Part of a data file
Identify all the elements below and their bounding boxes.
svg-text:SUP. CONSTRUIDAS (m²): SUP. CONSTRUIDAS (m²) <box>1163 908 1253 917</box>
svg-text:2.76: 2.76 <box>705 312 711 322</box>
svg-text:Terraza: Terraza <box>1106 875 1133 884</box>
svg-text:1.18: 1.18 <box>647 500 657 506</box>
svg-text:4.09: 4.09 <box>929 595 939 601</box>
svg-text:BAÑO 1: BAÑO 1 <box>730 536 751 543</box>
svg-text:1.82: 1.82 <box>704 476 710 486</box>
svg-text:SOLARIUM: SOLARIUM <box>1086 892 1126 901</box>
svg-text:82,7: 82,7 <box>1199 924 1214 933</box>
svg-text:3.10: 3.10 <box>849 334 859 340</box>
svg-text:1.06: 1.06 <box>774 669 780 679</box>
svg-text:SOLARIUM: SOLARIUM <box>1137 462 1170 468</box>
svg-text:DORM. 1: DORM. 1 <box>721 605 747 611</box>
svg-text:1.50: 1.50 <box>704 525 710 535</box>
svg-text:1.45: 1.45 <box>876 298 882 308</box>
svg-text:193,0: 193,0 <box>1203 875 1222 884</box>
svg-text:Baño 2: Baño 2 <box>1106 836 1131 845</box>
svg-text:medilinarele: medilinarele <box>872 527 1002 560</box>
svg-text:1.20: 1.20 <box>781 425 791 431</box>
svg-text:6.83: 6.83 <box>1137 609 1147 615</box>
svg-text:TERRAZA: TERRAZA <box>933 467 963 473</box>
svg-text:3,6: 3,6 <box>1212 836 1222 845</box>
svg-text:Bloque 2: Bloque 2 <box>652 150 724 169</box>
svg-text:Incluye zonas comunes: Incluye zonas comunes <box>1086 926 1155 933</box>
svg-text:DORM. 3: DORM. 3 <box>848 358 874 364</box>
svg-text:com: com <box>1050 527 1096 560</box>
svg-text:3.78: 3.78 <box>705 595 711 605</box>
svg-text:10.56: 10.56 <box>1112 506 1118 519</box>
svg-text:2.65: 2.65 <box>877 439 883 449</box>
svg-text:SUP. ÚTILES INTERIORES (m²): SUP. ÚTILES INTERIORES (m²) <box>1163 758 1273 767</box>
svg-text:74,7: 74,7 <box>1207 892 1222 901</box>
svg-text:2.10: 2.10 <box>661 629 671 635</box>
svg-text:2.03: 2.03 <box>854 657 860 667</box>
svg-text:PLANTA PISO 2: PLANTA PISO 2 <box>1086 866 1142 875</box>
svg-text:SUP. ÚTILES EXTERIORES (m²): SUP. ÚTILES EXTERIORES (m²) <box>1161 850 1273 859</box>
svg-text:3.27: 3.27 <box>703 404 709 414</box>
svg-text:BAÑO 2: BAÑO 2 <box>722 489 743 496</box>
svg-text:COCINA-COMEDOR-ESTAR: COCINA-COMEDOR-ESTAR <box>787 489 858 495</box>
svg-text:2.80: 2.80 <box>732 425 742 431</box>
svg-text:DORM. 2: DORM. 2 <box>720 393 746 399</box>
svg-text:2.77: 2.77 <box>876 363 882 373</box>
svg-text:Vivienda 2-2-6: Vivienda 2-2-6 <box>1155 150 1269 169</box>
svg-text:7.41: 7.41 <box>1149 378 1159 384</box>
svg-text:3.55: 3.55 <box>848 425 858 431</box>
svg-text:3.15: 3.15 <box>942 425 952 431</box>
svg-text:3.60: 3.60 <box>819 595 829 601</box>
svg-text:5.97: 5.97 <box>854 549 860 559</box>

_STATED PROBLEM_
Repeat every row above word for word, from the first to the last.

_RESULT FOR THIS TASK_
Identify all the elements below and their bounding boxes.
svg-text:SUP. CONSTRUIDAS (m²): SUP. CONSTRUIDAS (m²) <box>1163 908 1253 917</box>
svg-text:2.76: 2.76 <box>705 312 711 322</box>
svg-text:Terraza: Terraza <box>1106 875 1133 884</box>
svg-text:1.18: 1.18 <box>647 500 657 506</box>
svg-text:4.09: 4.09 <box>929 595 939 601</box>
svg-text:BAÑO 1: BAÑO 1 <box>730 536 751 543</box>
svg-text:1.82: 1.82 <box>704 476 710 486</box>
svg-text:SOLARIUM: SOLARIUM <box>1086 892 1126 901</box>
svg-text:82,7: 82,7 <box>1199 924 1214 933</box>
svg-text:3.10: 3.10 <box>849 334 859 340</box>
svg-text:1.06: 1.06 <box>774 669 780 679</box>
svg-text:SOLARIUM: SOLARIUM <box>1137 462 1170 468</box>
svg-text:DORM. 1: DORM. 1 <box>721 605 747 611</box>
svg-text:1.50: 1.50 <box>704 525 710 535</box>
svg-text:1.45: 1.45 <box>876 298 882 308</box>
svg-text:193,0: 193,0 <box>1203 875 1222 884</box>
svg-text:Baño 2: Baño 2 <box>1106 836 1131 845</box>
svg-text:medilinarele: medilinarele <box>872 527 1002 560</box>
svg-text:1.20: 1.20 <box>781 425 791 431</box>
svg-text:6.83: 6.83 <box>1137 609 1147 615</box>
svg-text:TERRAZA: TERRAZA <box>933 467 963 473</box>
svg-text:3,6: 3,6 <box>1212 836 1222 845</box>
svg-text:Bloque 2: Bloque 2 <box>652 150 724 169</box>
svg-text:Incluye zonas comunes: Incluye zonas comunes <box>1086 926 1155 933</box>
svg-text:DORM. 3: DORM. 3 <box>848 358 874 364</box>
svg-text:com: com <box>1050 527 1096 560</box>
svg-text:3.78: 3.78 <box>705 595 711 605</box>
svg-text:10.56: 10.56 <box>1112 506 1118 519</box>
svg-text:2.65: 2.65 <box>877 439 883 449</box>
svg-text:SUP. ÚTILES INTERIORES (m²): SUP. ÚTILES INTERIORES (m²) <box>1163 758 1273 767</box>
svg-text:74,7: 74,7 <box>1207 892 1222 901</box>
svg-text:2.10: 2.10 <box>661 629 671 635</box>
svg-text:2.03: 2.03 <box>854 657 860 667</box>
svg-text:PLANTA PISO 2: PLANTA PISO 2 <box>1086 866 1142 875</box>
svg-text:SUP. ÚTILES EXTERIORES (m²): SUP. ÚTILES EXTERIORES (m²) <box>1161 850 1273 859</box>
svg-text:3.27: 3.27 <box>703 404 709 414</box>
svg-text:BAÑO 2: BAÑO 2 <box>722 489 743 496</box>
svg-text:COCINA-COMEDOR-ESTAR: COCINA-COMEDOR-ESTAR <box>787 489 858 495</box>
svg-text:2.80: 2.80 <box>732 425 742 431</box>
svg-text:DORM. 2: DORM. 2 <box>720 393 746 399</box>
svg-text:2.77: 2.77 <box>876 363 882 373</box>
svg-text:Vivienda 2-2-6: Vivienda 2-2-6 <box>1155 150 1269 169</box>
svg-text:7.41: 7.41 <box>1149 378 1159 384</box>
svg-text:3.55: 3.55 <box>848 425 858 431</box>
svg-text:3.15: 3.15 <box>942 425 952 431</box>
svg-text:3.60: 3.60 <box>819 595 829 601</box>
svg-text:5.97: 5.97 <box>854 549 860 559</box>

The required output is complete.